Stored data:
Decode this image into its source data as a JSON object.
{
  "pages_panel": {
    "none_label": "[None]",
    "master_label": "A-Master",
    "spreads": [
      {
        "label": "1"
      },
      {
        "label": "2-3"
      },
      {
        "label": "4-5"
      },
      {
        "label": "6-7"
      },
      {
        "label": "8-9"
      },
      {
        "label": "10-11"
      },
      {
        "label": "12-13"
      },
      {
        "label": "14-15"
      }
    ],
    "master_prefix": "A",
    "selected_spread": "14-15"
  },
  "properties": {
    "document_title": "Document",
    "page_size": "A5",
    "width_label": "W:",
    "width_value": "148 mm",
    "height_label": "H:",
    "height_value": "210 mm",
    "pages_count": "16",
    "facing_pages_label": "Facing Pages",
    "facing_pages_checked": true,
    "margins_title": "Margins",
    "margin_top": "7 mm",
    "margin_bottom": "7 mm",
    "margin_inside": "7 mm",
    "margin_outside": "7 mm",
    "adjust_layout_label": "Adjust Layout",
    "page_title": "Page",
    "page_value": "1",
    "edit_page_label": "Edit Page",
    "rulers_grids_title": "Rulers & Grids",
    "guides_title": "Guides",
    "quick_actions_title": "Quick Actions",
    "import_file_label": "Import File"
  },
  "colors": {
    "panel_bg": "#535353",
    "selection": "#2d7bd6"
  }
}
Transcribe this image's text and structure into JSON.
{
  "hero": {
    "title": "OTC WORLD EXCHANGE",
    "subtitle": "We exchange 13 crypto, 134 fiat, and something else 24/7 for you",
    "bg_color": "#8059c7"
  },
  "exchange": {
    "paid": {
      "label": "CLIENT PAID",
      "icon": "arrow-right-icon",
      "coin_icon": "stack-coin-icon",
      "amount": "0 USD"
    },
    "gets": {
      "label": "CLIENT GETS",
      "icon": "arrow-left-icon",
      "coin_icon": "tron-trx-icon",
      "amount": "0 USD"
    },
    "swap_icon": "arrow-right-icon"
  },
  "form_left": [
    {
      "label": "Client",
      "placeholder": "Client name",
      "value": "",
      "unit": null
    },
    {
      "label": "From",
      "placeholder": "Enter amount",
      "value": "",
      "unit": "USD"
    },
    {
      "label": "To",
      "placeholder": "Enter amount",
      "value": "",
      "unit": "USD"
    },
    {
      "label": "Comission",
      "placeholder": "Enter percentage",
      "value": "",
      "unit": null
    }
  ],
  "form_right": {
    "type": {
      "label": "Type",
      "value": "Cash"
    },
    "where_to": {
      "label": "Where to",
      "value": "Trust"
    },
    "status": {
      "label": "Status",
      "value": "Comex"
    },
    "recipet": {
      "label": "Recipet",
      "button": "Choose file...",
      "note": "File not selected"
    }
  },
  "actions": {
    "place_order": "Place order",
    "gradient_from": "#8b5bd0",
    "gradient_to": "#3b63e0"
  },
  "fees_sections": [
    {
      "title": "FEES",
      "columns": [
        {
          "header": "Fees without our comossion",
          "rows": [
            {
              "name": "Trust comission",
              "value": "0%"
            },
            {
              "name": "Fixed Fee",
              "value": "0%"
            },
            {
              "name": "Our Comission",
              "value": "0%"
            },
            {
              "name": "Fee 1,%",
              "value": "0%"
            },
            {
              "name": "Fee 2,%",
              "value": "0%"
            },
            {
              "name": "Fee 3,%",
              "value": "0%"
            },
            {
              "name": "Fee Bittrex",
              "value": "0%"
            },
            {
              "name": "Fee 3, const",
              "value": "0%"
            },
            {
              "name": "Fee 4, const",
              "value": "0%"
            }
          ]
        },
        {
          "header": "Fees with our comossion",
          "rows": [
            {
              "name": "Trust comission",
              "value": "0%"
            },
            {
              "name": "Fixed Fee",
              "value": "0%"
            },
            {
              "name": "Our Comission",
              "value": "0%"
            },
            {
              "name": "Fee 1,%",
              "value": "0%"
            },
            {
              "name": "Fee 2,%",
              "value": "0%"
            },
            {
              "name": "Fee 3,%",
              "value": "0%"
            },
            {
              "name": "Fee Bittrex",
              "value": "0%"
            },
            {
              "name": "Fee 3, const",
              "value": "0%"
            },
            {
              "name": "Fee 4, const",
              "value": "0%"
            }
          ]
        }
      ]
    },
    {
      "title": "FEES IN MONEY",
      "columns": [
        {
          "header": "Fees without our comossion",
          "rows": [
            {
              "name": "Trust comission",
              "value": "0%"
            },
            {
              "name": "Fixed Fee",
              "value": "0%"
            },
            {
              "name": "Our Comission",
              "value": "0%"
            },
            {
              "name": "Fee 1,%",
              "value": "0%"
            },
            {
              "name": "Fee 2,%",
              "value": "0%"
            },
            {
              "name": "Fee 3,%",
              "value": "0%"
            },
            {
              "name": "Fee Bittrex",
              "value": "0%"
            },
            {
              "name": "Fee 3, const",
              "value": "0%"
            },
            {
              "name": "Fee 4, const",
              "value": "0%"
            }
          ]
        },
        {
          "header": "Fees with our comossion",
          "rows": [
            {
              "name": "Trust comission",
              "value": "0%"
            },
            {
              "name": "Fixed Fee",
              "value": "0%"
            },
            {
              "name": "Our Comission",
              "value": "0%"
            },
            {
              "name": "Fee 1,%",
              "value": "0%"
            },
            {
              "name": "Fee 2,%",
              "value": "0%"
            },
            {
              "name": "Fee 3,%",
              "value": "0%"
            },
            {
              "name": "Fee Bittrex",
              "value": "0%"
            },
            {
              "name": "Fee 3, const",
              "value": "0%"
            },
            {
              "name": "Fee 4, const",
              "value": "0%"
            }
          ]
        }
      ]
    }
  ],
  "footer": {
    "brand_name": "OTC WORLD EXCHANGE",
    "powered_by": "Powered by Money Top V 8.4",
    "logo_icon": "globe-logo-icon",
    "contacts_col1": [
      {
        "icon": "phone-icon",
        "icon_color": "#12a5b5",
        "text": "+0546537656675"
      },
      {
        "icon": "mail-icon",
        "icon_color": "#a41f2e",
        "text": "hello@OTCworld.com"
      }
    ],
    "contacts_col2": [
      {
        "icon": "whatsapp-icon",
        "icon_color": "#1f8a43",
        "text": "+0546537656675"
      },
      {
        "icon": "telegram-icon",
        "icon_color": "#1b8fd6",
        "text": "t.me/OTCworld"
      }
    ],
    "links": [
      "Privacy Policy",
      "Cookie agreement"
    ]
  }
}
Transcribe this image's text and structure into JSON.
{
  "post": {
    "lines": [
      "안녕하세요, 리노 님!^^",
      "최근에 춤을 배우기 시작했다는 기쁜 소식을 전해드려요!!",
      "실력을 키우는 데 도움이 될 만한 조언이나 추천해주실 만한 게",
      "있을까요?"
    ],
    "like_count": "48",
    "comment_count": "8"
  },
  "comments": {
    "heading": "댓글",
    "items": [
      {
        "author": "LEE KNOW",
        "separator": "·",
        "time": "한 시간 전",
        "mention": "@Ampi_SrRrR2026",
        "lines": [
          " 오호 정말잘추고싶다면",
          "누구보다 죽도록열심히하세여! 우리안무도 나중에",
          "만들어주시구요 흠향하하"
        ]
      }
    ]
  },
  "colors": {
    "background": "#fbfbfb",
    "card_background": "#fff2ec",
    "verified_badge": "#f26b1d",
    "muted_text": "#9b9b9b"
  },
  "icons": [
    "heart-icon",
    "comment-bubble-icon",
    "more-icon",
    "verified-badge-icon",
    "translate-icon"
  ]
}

■ TASK TO CARRY OUT:
Using the records above, gather all lines where the string "placeholder" is present.

■ ANSWER FOR THE TASK:
      "placeholder": "Client name",
      "placeholder": "Enter amount",
      "placeholder": "Enter amount",
      "placeholder": "Enter percentage",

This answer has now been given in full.